Request | Every line holding the string "ВОСПРОИЗВЕДЕНИЯ" should be gathered.

Stored data |
_ _ _

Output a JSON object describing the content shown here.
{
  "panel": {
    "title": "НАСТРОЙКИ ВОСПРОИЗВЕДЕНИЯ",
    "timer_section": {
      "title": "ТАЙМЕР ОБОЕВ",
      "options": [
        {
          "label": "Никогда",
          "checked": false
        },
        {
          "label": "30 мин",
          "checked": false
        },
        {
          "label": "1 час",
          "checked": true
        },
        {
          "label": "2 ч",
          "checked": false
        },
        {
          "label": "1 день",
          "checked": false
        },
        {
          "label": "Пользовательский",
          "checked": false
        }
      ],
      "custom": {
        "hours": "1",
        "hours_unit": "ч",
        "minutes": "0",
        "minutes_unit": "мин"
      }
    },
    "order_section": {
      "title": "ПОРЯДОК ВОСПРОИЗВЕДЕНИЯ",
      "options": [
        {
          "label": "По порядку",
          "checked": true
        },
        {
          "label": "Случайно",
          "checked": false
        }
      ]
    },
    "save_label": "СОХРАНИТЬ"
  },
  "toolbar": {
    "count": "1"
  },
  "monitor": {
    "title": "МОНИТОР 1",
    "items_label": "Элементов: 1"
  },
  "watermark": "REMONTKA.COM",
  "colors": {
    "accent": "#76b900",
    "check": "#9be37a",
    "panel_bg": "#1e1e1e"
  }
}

_ _ _

Solution to this problem |
    "title": "НАСТРОЙКИ ВОСПРОИЗВЕДЕНИЯ",
      "title": "ПОРЯДОК ВОСПРОИЗВЕДЕНИЯ",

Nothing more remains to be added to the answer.